**Extracted records:**
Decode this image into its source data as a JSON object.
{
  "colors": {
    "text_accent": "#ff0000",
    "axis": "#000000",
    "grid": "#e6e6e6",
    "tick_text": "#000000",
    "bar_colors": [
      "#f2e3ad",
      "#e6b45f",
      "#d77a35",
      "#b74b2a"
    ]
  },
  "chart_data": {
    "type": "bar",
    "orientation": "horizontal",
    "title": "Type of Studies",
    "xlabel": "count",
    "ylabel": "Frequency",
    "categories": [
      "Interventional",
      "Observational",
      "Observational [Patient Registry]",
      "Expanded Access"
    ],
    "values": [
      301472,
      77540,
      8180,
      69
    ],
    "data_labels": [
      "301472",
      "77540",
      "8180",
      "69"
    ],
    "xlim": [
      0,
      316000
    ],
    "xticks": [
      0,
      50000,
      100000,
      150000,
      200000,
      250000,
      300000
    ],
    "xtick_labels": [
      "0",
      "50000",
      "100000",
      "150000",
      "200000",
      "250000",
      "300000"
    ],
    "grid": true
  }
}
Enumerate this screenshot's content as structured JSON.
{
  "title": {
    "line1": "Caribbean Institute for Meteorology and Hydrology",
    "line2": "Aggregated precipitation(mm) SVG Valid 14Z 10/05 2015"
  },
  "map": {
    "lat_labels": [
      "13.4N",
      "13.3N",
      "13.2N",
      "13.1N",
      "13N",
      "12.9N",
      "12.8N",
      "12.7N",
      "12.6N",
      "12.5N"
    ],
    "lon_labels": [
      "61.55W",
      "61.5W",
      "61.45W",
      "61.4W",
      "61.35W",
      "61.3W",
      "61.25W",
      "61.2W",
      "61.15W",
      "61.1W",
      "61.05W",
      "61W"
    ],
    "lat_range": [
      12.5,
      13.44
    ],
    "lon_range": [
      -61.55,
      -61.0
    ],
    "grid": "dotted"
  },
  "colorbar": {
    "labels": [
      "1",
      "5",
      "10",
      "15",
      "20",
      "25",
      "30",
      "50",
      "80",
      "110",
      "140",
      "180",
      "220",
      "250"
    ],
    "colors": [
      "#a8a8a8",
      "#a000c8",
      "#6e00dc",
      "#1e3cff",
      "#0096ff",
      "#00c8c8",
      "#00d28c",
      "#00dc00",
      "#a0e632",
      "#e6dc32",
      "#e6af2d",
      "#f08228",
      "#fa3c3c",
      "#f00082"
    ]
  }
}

**Aim:**
Using the material above, extract the line that contains "Enumerate this screenshot's" and every line after it, exactly as given; stop at the last line.

**Response:**
Enumerate this screenshot's content as structured JSON.
{
  "title": {
    "line1": "Caribbean Institute for Meteorology and Hydrology",
    "line2": "Aggregated precipitation(mm) SVG Valid 14Z 10/05 2015"
  },
  "map": {
    "lat_labels": [
      "13.4N",
      "13.3N",
      "13.2N",
      "13.1N",
      "13N",
      "12.9N",
      "12.8N",
      "12.7N",
      "12.6N",
      "12.5N"
    ],
    "lon_labels": [
      "61.55W",
      "61.5W",
      "61.45W",
      "61.4W",
      "61.35W",
      "61.3W",
      "61.25W",
      "61.2W",
      "61.15W",
      "61.1W",
      "61.05W",
      "61W"
    ],
    "lat_range": [
      12.5,
      13.44
    ],
    "lon_range": [
      -61.55,
      -61.0
    ],
    "grid": "dotted"
  },
  "colorbar": {
    "labels": [
      "1",
      "5",
      "10",
      "15",
      "20",
      "25",
      "30",
      "50",
      "80",
      "110",
      "140",
      "180",
      "220",
      "250"
    ],
    "colors": [
      "#a8a8a8",
      "#a000c8",
      "#6e00dc",
      "#1e3cff",
      "#0096ff",
      "#00c8c8",
      "#00d28c",
      "#00dc00",
      "#a0e632",
      "#e6dc32",
      "#e6af2d",
      "#f08228",
      "#fa3c3c",
      "#f00082"
    ]
  }
}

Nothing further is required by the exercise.